[start PROVIDED DATA]
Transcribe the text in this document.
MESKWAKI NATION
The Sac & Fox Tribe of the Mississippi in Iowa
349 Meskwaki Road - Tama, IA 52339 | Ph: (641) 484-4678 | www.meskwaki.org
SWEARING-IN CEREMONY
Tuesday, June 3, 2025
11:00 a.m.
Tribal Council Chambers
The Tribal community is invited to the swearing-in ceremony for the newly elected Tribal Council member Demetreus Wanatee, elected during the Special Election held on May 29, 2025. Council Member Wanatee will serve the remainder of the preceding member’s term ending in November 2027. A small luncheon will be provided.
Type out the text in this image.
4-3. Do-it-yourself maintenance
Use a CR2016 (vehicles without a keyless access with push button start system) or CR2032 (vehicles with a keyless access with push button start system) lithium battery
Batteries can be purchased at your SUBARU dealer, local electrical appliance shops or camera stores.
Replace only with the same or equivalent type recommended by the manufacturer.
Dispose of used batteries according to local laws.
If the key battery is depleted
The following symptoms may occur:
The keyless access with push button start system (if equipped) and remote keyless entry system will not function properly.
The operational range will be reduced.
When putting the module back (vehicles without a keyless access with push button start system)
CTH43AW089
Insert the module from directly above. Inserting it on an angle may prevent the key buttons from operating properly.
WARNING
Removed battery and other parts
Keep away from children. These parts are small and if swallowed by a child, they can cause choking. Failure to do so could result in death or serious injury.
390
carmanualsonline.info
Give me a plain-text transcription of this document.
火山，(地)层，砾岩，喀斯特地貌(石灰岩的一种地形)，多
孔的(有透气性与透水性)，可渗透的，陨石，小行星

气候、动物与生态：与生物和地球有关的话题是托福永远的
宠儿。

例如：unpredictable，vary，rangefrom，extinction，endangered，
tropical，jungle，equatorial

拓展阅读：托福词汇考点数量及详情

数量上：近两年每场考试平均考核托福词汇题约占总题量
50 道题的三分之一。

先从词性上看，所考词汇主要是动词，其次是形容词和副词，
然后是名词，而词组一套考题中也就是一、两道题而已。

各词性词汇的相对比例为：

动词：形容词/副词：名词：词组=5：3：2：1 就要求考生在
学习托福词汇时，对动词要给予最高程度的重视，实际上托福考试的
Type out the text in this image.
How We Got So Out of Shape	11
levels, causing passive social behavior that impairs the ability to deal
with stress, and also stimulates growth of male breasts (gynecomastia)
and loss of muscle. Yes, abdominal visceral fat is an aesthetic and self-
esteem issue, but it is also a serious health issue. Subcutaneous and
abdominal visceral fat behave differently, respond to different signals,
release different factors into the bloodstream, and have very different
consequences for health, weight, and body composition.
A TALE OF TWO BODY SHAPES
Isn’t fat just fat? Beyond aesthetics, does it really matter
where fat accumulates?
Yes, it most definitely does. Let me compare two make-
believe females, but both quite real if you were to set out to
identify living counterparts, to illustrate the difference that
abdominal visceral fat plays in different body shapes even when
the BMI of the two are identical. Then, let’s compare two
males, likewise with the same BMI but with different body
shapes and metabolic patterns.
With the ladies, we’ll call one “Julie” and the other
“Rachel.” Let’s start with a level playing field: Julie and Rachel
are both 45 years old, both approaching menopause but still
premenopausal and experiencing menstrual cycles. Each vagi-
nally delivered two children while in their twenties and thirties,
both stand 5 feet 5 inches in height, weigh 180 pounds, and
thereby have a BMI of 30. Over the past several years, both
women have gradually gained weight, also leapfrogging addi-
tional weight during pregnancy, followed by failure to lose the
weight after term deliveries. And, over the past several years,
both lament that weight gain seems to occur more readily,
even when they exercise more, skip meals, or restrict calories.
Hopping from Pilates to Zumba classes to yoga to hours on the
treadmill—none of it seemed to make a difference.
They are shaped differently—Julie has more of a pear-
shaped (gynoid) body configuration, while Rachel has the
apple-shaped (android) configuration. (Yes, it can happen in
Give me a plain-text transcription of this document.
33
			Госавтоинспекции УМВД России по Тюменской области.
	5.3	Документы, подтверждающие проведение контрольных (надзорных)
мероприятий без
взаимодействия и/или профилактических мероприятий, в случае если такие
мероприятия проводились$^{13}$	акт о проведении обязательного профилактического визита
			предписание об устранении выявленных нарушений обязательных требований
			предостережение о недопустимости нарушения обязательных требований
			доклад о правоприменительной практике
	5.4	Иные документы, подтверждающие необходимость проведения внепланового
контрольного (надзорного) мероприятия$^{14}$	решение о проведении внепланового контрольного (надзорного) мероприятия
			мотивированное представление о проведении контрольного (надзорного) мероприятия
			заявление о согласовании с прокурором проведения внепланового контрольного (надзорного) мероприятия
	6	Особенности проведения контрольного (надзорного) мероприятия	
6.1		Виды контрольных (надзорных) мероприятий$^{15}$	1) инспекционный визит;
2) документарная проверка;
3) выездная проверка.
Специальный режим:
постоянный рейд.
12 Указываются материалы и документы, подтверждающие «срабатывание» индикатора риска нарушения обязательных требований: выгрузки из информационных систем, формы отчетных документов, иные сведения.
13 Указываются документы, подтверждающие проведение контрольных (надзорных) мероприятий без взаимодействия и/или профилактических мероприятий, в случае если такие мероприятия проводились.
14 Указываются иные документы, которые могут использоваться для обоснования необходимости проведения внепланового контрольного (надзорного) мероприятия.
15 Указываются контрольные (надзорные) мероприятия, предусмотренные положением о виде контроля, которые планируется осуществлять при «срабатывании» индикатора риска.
[end PROVIDED DATA]
(STATED GOAL):
Copy down every line of the material above that includes the string "abdominal".

(TASK OUTPUT):
and loss of muscle. Yes, abdominal visceral fat is an aesthetic and self-
abdominal visceral fat behave differently, respond to different signals,
abdominal visceral fat plays in different body shapes even when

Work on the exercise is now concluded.